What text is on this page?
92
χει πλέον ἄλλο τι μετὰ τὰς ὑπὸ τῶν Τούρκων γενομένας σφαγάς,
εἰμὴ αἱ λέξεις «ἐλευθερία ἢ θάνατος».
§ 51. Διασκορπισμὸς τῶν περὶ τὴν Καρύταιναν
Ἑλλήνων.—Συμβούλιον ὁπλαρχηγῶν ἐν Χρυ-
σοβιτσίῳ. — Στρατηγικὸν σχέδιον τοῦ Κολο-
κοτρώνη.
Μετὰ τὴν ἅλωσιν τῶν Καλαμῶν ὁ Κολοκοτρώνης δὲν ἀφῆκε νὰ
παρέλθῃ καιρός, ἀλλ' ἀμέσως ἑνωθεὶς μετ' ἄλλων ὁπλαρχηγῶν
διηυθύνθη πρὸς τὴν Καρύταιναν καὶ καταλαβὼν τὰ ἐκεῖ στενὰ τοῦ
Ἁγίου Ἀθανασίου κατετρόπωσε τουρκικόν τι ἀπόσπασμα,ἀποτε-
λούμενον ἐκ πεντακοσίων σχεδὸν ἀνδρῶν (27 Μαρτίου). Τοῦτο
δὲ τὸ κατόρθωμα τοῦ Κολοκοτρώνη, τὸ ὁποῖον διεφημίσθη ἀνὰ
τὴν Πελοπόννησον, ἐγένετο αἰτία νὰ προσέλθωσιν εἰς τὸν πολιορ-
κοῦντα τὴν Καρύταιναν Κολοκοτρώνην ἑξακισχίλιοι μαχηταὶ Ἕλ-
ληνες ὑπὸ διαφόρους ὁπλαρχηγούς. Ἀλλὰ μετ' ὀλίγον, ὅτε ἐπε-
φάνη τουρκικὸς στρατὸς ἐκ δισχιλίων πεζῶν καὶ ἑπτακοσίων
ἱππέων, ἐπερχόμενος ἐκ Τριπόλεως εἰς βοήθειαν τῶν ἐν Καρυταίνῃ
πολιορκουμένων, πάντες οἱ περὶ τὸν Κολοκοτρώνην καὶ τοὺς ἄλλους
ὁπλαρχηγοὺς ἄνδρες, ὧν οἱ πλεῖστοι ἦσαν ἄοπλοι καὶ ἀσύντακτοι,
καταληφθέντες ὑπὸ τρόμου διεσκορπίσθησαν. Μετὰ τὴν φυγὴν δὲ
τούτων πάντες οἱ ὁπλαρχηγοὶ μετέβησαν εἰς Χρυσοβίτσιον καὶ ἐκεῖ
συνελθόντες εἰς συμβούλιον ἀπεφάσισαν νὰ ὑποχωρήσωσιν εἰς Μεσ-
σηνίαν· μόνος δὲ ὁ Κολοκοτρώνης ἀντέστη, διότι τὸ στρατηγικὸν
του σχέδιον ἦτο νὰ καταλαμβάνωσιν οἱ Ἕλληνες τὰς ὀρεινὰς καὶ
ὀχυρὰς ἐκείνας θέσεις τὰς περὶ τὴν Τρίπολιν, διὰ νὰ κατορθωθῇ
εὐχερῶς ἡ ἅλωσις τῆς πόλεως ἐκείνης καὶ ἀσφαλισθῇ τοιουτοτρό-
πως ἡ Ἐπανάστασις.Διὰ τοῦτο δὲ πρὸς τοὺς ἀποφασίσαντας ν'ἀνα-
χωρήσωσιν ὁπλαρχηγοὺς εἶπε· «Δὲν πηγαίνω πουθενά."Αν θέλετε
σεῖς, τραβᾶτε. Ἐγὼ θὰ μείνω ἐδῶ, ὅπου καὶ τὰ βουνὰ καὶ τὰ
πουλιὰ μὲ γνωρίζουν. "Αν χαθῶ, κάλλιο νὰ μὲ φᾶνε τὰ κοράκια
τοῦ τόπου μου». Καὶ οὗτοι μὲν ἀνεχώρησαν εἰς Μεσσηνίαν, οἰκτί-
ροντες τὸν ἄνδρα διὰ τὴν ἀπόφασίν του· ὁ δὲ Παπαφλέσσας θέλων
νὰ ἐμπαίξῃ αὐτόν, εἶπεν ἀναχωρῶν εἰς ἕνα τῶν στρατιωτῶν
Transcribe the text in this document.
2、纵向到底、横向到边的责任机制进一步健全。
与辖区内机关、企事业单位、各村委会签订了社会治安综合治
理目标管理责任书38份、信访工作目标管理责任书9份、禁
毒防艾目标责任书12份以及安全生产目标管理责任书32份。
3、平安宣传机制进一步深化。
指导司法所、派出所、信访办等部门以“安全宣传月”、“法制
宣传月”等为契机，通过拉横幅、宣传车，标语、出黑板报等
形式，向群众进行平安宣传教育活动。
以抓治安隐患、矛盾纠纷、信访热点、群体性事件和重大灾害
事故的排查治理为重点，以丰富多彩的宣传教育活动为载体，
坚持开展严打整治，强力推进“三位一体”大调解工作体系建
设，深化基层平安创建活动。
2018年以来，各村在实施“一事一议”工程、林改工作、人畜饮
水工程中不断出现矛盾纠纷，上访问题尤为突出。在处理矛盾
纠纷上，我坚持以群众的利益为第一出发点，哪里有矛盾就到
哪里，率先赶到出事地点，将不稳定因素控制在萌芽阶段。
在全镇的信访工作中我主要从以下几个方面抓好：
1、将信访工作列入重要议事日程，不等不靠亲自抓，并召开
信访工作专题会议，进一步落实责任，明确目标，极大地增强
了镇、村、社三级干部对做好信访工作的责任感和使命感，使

● ● ● ● ●

## Your goal
Write every record out again, unaltered.

## Answer for this exercise
What text is on this page?
92
χει πλέον ἄλλο τι μετὰ τὰς ὑπὸ τῶν Τούρκων γενομένας σφαγάς,
εἰμὴ αἱ λέξεις «ἐλευθερία ἢ θάνατος».
§ 51. Διασκορπισμὸς τῶν περὶ τὴν Καρύταιναν
Ἑλλήνων.—Συμβούλιον ὁπλαρχηγῶν ἐν Χρυ-
σοβιτσίῳ. — Στρατηγικὸν σχέδιον τοῦ Κολο-
κοτρώνη.
Μετὰ τὴν ἅλωσιν τῶν Καλαμῶν ὁ Κολοκοτρώνης δὲν ἀφῆκε νὰ
παρέλθῃ καιρός, ἀλλ' ἀμέσως ἑνωθεὶς μετ' ἄλλων ὁπλαρχηγῶν
διηυθύνθη πρὸς τὴν Καρύταιναν καὶ καταλαβὼν τὰ ἐκεῖ στενὰ τοῦ
Ἁγίου Ἀθανασίου κατετρόπωσε τουρκικόν τι ἀπόσπασμα,ἀποτε-
λούμενον ἐκ πεντακοσίων σχεδὸν ἀνδρῶν (27 Μαρτίου). Τοῦτο
δὲ τὸ κατόρθωμα τοῦ Κολοκοτρώνη, τὸ ὁποῖον διεφημίσθη ἀνὰ
τὴν Πελοπόννησον, ἐγένετο αἰτία νὰ προσέλθωσιν εἰς τὸν πολιορ-
κοῦντα τὴν Καρύταιναν Κολοκοτρώνην ἑξακισχίλιοι μαχηταὶ Ἕλ-
ληνες ὑπὸ διαφόρους ὁπλαρχηγούς. Ἀλλὰ μετ' ὀλίγον, ὅτε ἐπε-
φάνη τουρκικὸς στρατὸς ἐκ δισχιλίων πεζῶν καὶ ἑπτακοσίων
ἱππέων, ἐπερχόμενος ἐκ Τριπόλεως εἰς βοήθειαν τῶν ἐν Καρυταίνῃ
πολιορκουμένων, πάντες οἱ περὶ τὸν Κολοκοτρώνην καὶ τοὺς ἄλλους
ὁπλαρχηγοὺς ἄνδρες, ὧν οἱ πλεῖστοι ἦσαν ἄοπλοι καὶ ἀσύντακτοι,
καταληφθέντες ὑπὸ τρόμου διεσκορπίσθησαν. Μετὰ τὴν φυγὴν δὲ
τούτων πάντες οἱ ὁπλαρχηγοὶ μετέβησαν εἰς Χρυσοβίτσιον καὶ ἐκεῖ
συνελθόντες εἰς συμβούλιον ἀπεφάσισαν νὰ ὑποχωρήσωσιν εἰς Μεσ-
σηνίαν· μόνος δὲ ὁ Κολοκοτρώνης ἀντέστη, διότι τὸ στρατηγικὸν
του σχέδιον ἦτο νὰ καταλαμβάνωσιν οἱ Ἕλληνες τὰς ὀρεινὰς καὶ
ὀχυρὰς ἐκείνας θέσεις τὰς περὶ τὴν Τρίπολιν, διὰ νὰ κατορθωθῇ
εὐχερῶς ἡ ἅλωσις τῆς πόλεως ἐκείνης καὶ ἀσφαλισθῇ τοιουτοτρό-
πως ἡ Ἐπανάστασις.Διὰ τοῦτο δὲ πρὸς τοὺς ἀποφασίσαντας ν'ἀνα-
χωρήσωσιν ὁπλαρχηγοὺς εἶπε· «Δὲν πηγαίνω πουθενά."Αν θέλετε
σεῖς, τραβᾶτε. Ἐγὼ θὰ μείνω ἐδῶ, ὅπου καὶ τὰ βουνὰ καὶ τὰ
πουλιὰ μὲ γνωρίζουν. "Αν χαθῶ, κάλλιο νὰ μὲ φᾶνε τὰ κοράκια
τοῦ τόπου μου». Καὶ οὗτοι μὲν ἀνεχώρησαν εἰς Μεσσηνίαν, οἰκτί-
ροντες τὸν ἄνδρα διὰ τὴν ἀπόφασίν του· ὁ δὲ Παπαφλέσσας θέλων
νὰ ἐμπαίξῃ αὐτόν, εἶπεν ἀναχωρῶν εἰς ἕνα τῶν στρατιωτῶν
Transcribe the text in this document.
2、纵向到底、横向到边的责任机制进一步健全。
与辖区内机关、企事业单位、各村委会签订了社会治安综合治
理目标管理责任书38份、信访工作目标管理责任书9份、禁
毒防艾目标责任书12份以及安全生产目标管理责任书32份。
3、平安宣传机制进一步深化。
指导司法所、派出所、信访办等部门以“安全宣传月”、“法制
宣传月”等为契机，通过拉横幅、宣传车，标语、出黑板报等
形式，向群众进行平安宣传教育活动。
以抓治安隐患、矛盾纠纷、信访热点、群体性事件和重大灾害
事故的排查治理为重点，以丰富多彩的宣传教育活动为载体，
坚持开展严打整治，强力推进“三位一体”大调解工作体系建
设，深化基层平安创建活动。
2018年以来，各村在实施“一事一议”工程、林改工作、人畜饮
水工程中不断出现矛盾纠纷，上访问题尤为突出。在处理矛盾
纠纷上，我坚持以群众的利益为第一出发点，哪里有矛盾就到
哪里，率先赶到出事地点，将不稳定因素控制在萌芽阶段。
在全镇的信访工作中我主要从以下几个方面抓好：
1、将信访工作列入重要议事日程，不等不靠亲自抓，并召开
信访工作专题会议，进一步落实责任，明确目标，极大地增强
了镇、村、社三级干部对做好信访工作的责任感和使命感，使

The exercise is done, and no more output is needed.